### Brief
Scan the listing and work out how many lines contain the word "tông". Nothing but the number should be given.

### Listed records
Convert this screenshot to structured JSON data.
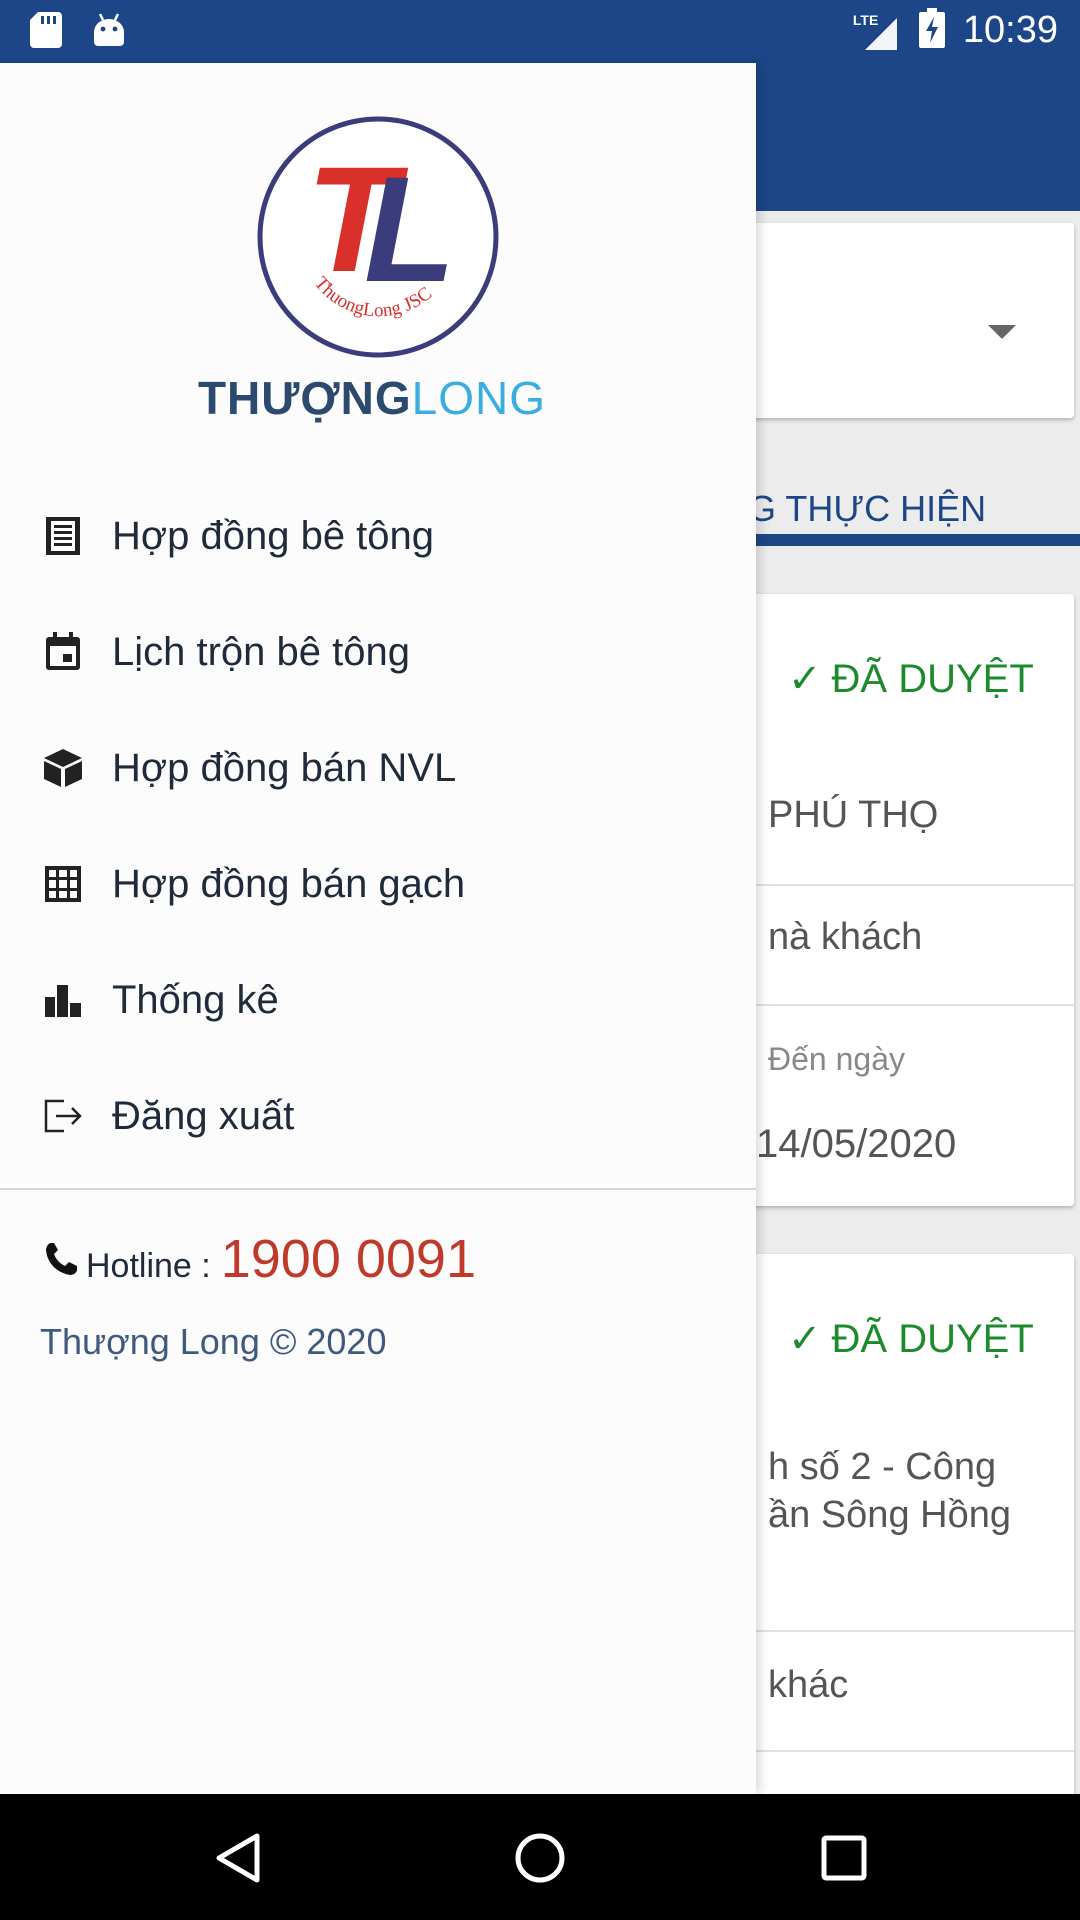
{
  "status_bar": {
    "time": "10:39",
    "network": "LTE",
    "icons": [
      "sd-card-icon",
      "android-icon",
      "signal-icon",
      "battery-charging-icon"
    ]
  },
  "background": {
    "tab_label": "G THỰC HIỆN",
    "cards": [
      {
        "status": "ĐÃ DUYỆT",
        "lines": [
          "PHÚ THỌ",
          "nà khách",
          "Đến ngày",
          "14/05/2020"
        ]
      },
      {
        "status": "ĐÃ DUYỆT",
        "lines": [
          "h số 2 - Công",
          "ần Sông Hồng",
          "khác"
        ]
      }
    ]
  },
  "drawer": {
    "logo_letters": "TL",
    "logo_ring_text": "ThuongLong JSC",
    "brand_part1": "THƯỢNG",
    "brand_part2": "LONG",
    "menu": [
      {
        "label": "Hợp đồng bê tông",
        "icon": "document-icon"
      },
      {
        "label": "Lịch trộn bê tông",
        "icon": "calendar-icon"
      },
      {
        "label": "Hợp đồng bán NVL",
        "icon": "cube-icon"
      },
      {
        "label": "Hợp đồng bán gạch",
        "icon": "grid-icon"
      },
      {
        "label": "Thống kê",
        "icon": "bar-chart-icon"
      },
      {
        "label": "Đăng xuất",
        "icon": "logout-icon"
      }
    ],
    "hotline_label": "Hotline :",
    "hotline_number": "1900 0091",
    "copyright": "Thượng Long © 2020"
  },
  "colors": {
    "primary": "#1d4688",
    "approved": "#1e8a2e",
    "hotline": "#c0392b",
    "brand_dark": "#2c4a6e",
    "brand_light": "#3aaee0"
  }
}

### Full answer
2